■ **The request**
Write out the data below in full, unchanged, minus the images.

[Dataset items]
— START —

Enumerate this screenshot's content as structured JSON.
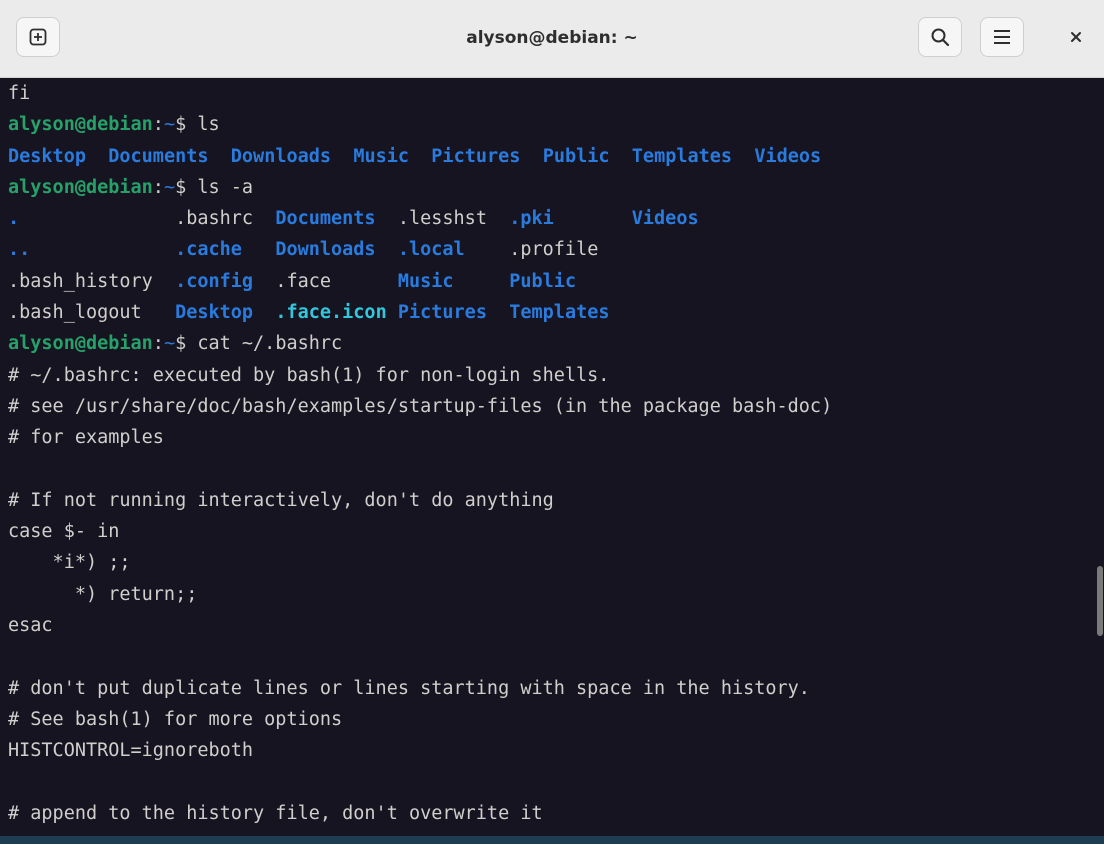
{
  "window": {
    "title": "alyson@debian: ~",
    "new_tab_icon": "plus-square-icon",
    "search_icon": "search-icon",
    "menu_icon": "hamburger-icon",
    "close_icon": "close-icon"
  },
  "colors": {
    "user": "#26a269",
    "path": "#2a7bde",
    "dir": "#2a7bde",
    "symlink": "#33c7de",
    "text": "#d0cfcc",
    "background": "#171421"
  },
  "terminal": {
    "lines": [
      [
        {
          "t": "fi"
        }
      ],
      [
        {
          "t": "alyson@debian",
          "c": "user"
        },
        {
          "t": ":"
        },
        {
          "t": "~",
          "c": "path"
        },
        {
          "t": "$ ls"
        }
      ],
      [
        {
          "t": "Desktop",
          "c": "dir"
        },
        {
          "t": "  "
        },
        {
          "t": "Documents",
          "c": "dir"
        },
        {
          "t": "  "
        },
        {
          "t": "Downloads",
          "c": "dir"
        },
        {
          "t": "  "
        },
        {
          "t": "Music",
          "c": "dir"
        },
        {
          "t": "  "
        },
        {
          "t": "Pictures",
          "c": "dir"
        },
        {
          "t": "  "
        },
        {
          "t": "Public",
          "c": "dir"
        },
        {
          "t": "  "
        },
        {
          "t": "Templates",
          "c": "dir"
        },
        {
          "t": "  "
        },
        {
          "t": "Videos",
          "c": "dir"
        }
      ],
      [
        {
          "t": "alyson@debian",
          "c": "user"
        },
        {
          "t": ":"
        },
        {
          "t": "~",
          "c": "path"
        },
        {
          "t": "$ ls -a"
        }
      ],
      [
        {
          "t": ".",
          "c": "dir"
        },
        {
          "t": "              .bashrc  "
        },
        {
          "t": "Documents",
          "c": "dir"
        },
        {
          "t": "  .lesshst  "
        },
        {
          "t": ".pki",
          "c": "dir"
        },
        {
          "t": "       "
        },
        {
          "t": "Videos",
          "c": "dir"
        }
      ],
      [
        {
          "t": "..",
          "c": "dir"
        },
        {
          "t": "             "
        },
        {
          "t": ".cache",
          "c": "dir"
        },
        {
          "t": "   "
        },
        {
          "t": "Downloads",
          "c": "dir"
        },
        {
          "t": "  "
        },
        {
          "t": ".local",
          "c": "dir"
        },
        {
          "t": "    .profile"
        }
      ],
      [
        {
          "t": ".bash_history  "
        },
        {
          "t": ".config",
          "c": "dir"
        },
        {
          "t": "  .face      "
        },
        {
          "t": "Music",
          "c": "dir"
        },
        {
          "t": "     "
        },
        {
          "t": "Public",
          "c": "dir"
        }
      ],
      [
        {
          "t": ".bash_logout   "
        },
        {
          "t": "Desktop",
          "c": "dir"
        },
        {
          "t": "  "
        },
        {
          "t": ".face.icon",
          "c": "symlink"
        },
        {
          "t": " "
        },
        {
          "t": "Pictures",
          "c": "dir"
        },
        {
          "t": "  "
        },
        {
          "t": "Templates",
          "c": "dir"
        }
      ],
      [
        {
          "t": "alyson@debian",
          "c": "user"
        },
        {
          "t": ":"
        },
        {
          "t": "~",
          "c": "path"
        },
        {
          "t": "$ cat ~/.bashrc"
        }
      ],
      [
        {
          "t": "# ~/.bashrc: executed by bash(1) for non-login shells."
        }
      ],
      [
        {
          "t": "# see /usr/share/doc/bash/examples/startup-files (in the package bash-doc)"
        }
      ],
      [
        {
          "t": "# for examples"
        }
      ],
      [
        {
          "t": ""
        }
      ],
      [
        {
          "t": "# If not running interactively, don't do anything"
        }
      ],
      [
        {
          "t": "case $- in"
        }
      ],
      [
        {
          "t": "    *i*) ;;"
        }
      ],
      [
        {
          "t": "      *) return;;"
        }
      ],
      [
        {
          "t": "esac"
        }
      ],
      [
        {
          "t": ""
        }
      ],
      [
        {
          "t": "# don't put duplicate lines or lines starting with space in the history."
        }
      ],
      [
        {
          "t": "# See bash(1) for more options"
        }
      ],
      [
        {
          "t": "HISTCONTROL=ignoreboth"
        }
      ],
      [
        {
          "t": ""
        }
      ],
      [
        {
          "t": "# append to the history file, don't overwrite it"
        }
      ]
    ]
  }
}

— END —

■ **Worked solution**
Enumerate this screenshot's content as structured JSON.
{
  "window": {
    "title": "alyson@debian: ~",
    "new_tab_icon": "plus-square-icon",
    "search_icon": "search-icon",
    "menu_icon": "hamburger-icon",
    "close_icon": "close-icon"
  },
  "colors": {
    "user": "#26a269",
    "path": "#2a7bde",
    "dir": "#2a7bde",
    "symlink": "#33c7de",
    "text": "#d0cfcc",
    "background": "#171421"
  },
  "terminal": {
    "lines": [
      [
        {
          "t": "fi"
        }
      ],
      [
        {
          "t": "alyson@debian",
          "c": "user"
        },
        {
          "t": ":"
        },
        {
          "t": "~",
          "c": "path"
        },
        {
          "t": "$ ls"
        }
      ],
      [
        {
          "t": "Desktop",
          "c": "dir"
        },
        {
          "t": "  "
        },
        {
          "t": "Documents",
          "c": "dir"
        },
        {
          "t": "  "
        },
        {
          "t": "Downloads",
          "c": "dir"
        },
        {
          "t": "  "
        },
        {
          "t": "Music",
          "c": "dir"
        },
        {
          "t": "  "
        },
        {
          "t": "Pictures",
          "c": "dir"
        },
        {
          "t": "  "
        },
        {
          "t": "Public",
          "c": "dir"
        },
        {
          "t": "  "
        },
        {
          "t": "Templates",
          "c": "dir"
        },
        {
          "t": "  "
        },
        {
          "t": "Videos",
          "c": "dir"
        }
      ],
      [
        {
          "t": "alyson@debian",
          "c": "user"
        },
        {
          "t": ":"
        },
        {
          "t": "~",
          "c": "path"
        },
        {
          "t": "$ ls -a"
        }
      ],
      [
        {
          "t": ".",
          "c": "dir"
        },
        {
          "t": "              .bashrc  "
        },
        {
          "t": "Documents",
          "c": "dir"
        },
        {
          "t": "  .lesshst  "
        },
        {
          "t": ".pki",
          "c": "dir"
        },
        {
          "t": "       "
        },
        {
          "t": "Videos",
          "c": "dir"
        }
      ],
      [
        {
          "t": "..",
          "c": "dir"
        },
        {
          "t": "             "
        },
        {
          "t": ".cache",
          "c": "dir"
        },
        {
          "t": "   "
        },
        {
          "t": "Downloads",
          "c": "dir"
        },
        {
          "t": "  "
        },
        {
          "t": ".local",
          "c": "dir"
        },
        {
          "t": "    .profile"
        }
      ],
      [
        {
          "t": ".bash_history  "
        },
        {
          "t": ".config",
          "c": "dir"
        },
        {
          "t": "  .face      "
        },
        {
          "t": "Music",
          "c": "dir"
        },
        {
          "t": "     "
        },
        {
          "t": "Public",
          "c": "dir"
        }
      ],
      [
        {
          "t": ".bash_logout   "
        },
        {
          "t": "Desktop",
          "c": "dir"
        },
        {
          "t": "  "
        },
        {
          "t": ".face.icon",
          "c": "symlink"
        },
        {
          "t": " "
        },
        {
          "t": "Pictures",
          "c": "dir"
        },
        {
          "t": "  "
        },
        {
          "t": "Templates",
          "c": "dir"
        }
      ],
      [
        {
          "t": "alyson@debian",
          "c": "user"
        },
        {
          "t": ":"
        },
        {
          "t": "~",
          "c": "path"
        },
        {
          "t": "$ cat ~/.bashrc"
        }
      ],
      [
        {
          "t": "# ~/.bashrc: executed by bash(1) for non-login shells."
        }
      ],
      [
        {
          "t": "# see /usr/share/doc/bash/examples/startup-files (in the package bash-doc)"
        }
      ],
      [
        {
          "t": "# for examples"
        }
      ],
      [
        {
          "t": ""
        }
      ],
      [
        {
          "t": "# If not running interactively, don't do anything"
        }
      ],
      [
        {
          "t": "case $- in"
        }
      ],
      [
        {
          "t": "    *i*) ;;"
        }
      ],
      [
        {
          "t": "      *) return;;"
        }
      ],
      [
        {
          "t": "esac"
        }
      ],
      [
        {
          "t": ""
        }
      ],
      [
        {
          "t": "# don't put duplicate lines or lines starting with space in the history."
        }
      ],
      [
        {
          "t": "# See bash(1) for more options"
        }
      ],
      [
        {
          "t": "HISTCONTROL=ignoreboth"
        }
      ],
      [
        {
          "t": ""
        }
      ],
      [
        {
          "t": "# append to the history file, don't overwrite it"
        }
      ]
    ]
  }
}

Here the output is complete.